__WHAT YOU HAVE TO DO__
Without including the pictures, copy out every line below.

• • • •

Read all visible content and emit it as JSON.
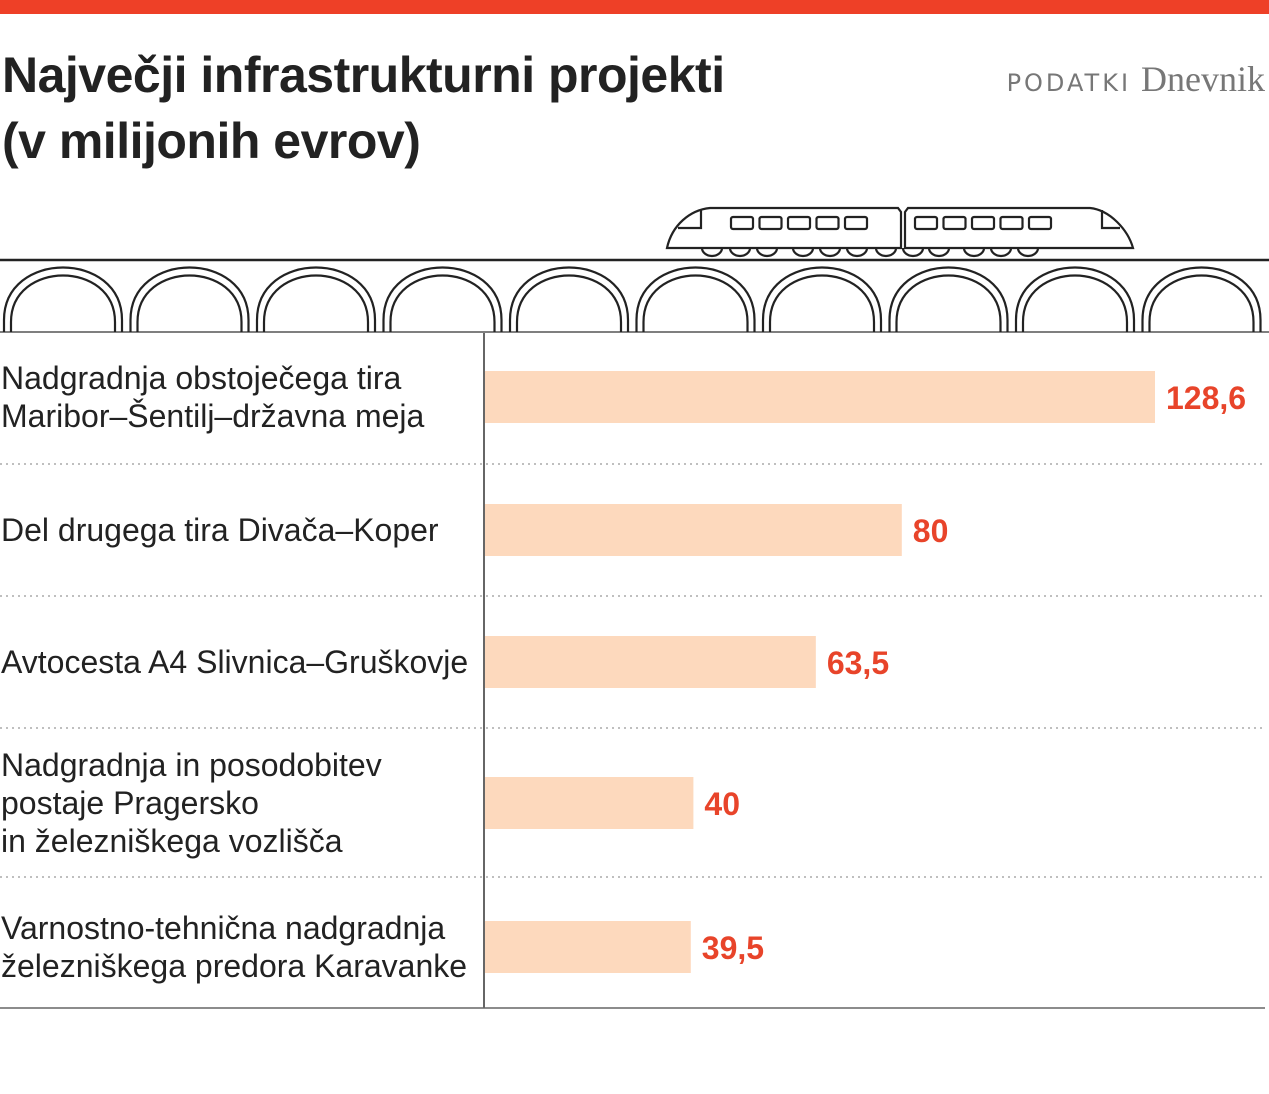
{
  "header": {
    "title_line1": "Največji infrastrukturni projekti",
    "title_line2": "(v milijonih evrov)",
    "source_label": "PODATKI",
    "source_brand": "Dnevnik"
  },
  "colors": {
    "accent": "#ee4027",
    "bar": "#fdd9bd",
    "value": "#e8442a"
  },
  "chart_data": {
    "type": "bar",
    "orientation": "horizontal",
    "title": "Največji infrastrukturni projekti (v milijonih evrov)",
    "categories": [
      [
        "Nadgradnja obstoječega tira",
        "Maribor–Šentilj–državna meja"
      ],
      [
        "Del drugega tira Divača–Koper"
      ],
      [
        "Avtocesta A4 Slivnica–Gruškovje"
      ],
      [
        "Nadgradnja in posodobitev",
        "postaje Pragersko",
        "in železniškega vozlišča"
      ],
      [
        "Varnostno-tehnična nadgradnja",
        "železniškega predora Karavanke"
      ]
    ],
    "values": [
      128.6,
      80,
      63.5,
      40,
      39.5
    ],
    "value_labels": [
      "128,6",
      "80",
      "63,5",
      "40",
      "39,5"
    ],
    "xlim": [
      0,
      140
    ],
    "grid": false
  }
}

• • • •

__COMPLETE OUTPUT__
Read all visible content and emit it as JSON.
{
  "header": {
    "title_line1": "Največji infrastrukturni projekti",
    "title_line2": "(v milijonih evrov)",
    "source_label": "PODATKI",
    "source_brand": "Dnevnik"
  },
  "colors": {
    "accent": "#ee4027",
    "bar": "#fdd9bd",
    "value": "#e8442a"
  },
  "chart_data": {
    "type": "bar",
    "orientation": "horizontal",
    "title": "Največji infrastrukturni projekti (v milijonih evrov)",
    "categories": [
      [
        "Nadgradnja obstoječega tira",
        "Maribor–Šentilj–državna meja"
      ],
      [
        "Del drugega tira Divača–Koper"
      ],
      [
        "Avtocesta A4 Slivnica–Gruškovje"
      ],
      [
        "Nadgradnja in posodobitev",
        "postaje Pragersko",
        "in železniškega vozlišča"
      ],
      [
        "Varnostno-tehnična nadgradnja",
        "železniškega predora Karavanke"
      ]
    ],
    "values": [
      128.6,
      80,
      63.5,
      40,
      39.5
    ],
    "value_labels": [
      "128,6",
      "80",
      "63,5",
      "40",
      "39,5"
    ],
    "xlim": [
      0,
      140
    ],
    "grid": false
  }
}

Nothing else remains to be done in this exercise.